■ **SET EXERCISE**
Exactly reproduce the lines that follow.

■ **GIVEN DATA**
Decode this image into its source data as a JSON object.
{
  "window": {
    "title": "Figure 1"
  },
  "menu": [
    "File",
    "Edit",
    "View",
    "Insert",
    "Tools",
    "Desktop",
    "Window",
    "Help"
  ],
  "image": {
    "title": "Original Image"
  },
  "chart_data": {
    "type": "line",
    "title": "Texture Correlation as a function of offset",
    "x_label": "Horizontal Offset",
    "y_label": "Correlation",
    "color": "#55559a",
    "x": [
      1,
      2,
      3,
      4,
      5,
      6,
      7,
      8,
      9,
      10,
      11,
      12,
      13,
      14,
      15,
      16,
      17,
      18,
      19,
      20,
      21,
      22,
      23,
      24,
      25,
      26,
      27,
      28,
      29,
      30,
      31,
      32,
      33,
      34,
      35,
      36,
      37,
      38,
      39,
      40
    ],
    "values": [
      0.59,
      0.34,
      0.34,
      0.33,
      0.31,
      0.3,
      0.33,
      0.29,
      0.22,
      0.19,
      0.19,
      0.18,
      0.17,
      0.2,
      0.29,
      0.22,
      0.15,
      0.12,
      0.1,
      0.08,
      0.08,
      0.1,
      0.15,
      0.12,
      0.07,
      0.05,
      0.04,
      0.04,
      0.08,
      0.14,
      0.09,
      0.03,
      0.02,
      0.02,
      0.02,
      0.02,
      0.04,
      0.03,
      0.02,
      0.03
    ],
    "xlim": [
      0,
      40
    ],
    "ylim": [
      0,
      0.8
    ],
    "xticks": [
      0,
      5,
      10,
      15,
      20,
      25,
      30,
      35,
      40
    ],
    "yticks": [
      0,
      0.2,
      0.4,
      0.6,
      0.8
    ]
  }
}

■ **WRITTEN SOLUTION**
Decode this image into its source data as a JSON object.
{
  "window": {
    "title": "Figure 1"
  },
  "menu": [
    "File",
    "Edit",
    "View",
    "Insert",
    "Tools",
    "Desktop",
    "Window",
    "Help"
  ],
  "image": {
    "title": "Original Image"
  },
  "chart_data": {
    "type": "line",
    "title": "Texture Correlation as a function of offset",
    "x_label": "Horizontal Offset",
    "y_label": "Correlation",
    "color": "#55559a",
    "x": [
      1,
      2,
      3,
      4,
      5,
      6,
      7,
      8,
      9,
      10,
      11,
      12,
      13,
      14,
      15,
      16,
      17,
      18,
      19,
      20,
      21,
      22,
      23,
      24,
      25,
      26,
      27,
      28,
      29,
      30,
      31,
      32,
      33,
      34,
      35,
      36,
      37,
      38,
      39,
      40
    ],
    "values": [
      0.59,
      0.34,
      0.34,
      0.33,
      0.31,
      0.3,
      0.33,
      0.29,
      0.22,
      0.19,
      0.19,
      0.18,
      0.17,
      0.2,
      0.29,
      0.22,
      0.15,
      0.12,
      0.1,
      0.08,
      0.08,
      0.1,
      0.15,
      0.12,
      0.07,
      0.05,
      0.04,
      0.04,
      0.08,
      0.14,
      0.09,
      0.03,
      0.02,
      0.02,
      0.02,
      0.02,
      0.04,
      0.03,
      0.02,
      0.03
    ],
    "xlim": [
      0,
      40
    ],
    "ylim": [
      0,
      0.8
    ],
    "xticks": [
      0,
      5,
      10,
      15,
      20,
      25,
      30,
      35,
      40
    ],
    "yticks": [
      0,
      0.2,
      0.4,
      0.6,
      0.8
    ]
  }
}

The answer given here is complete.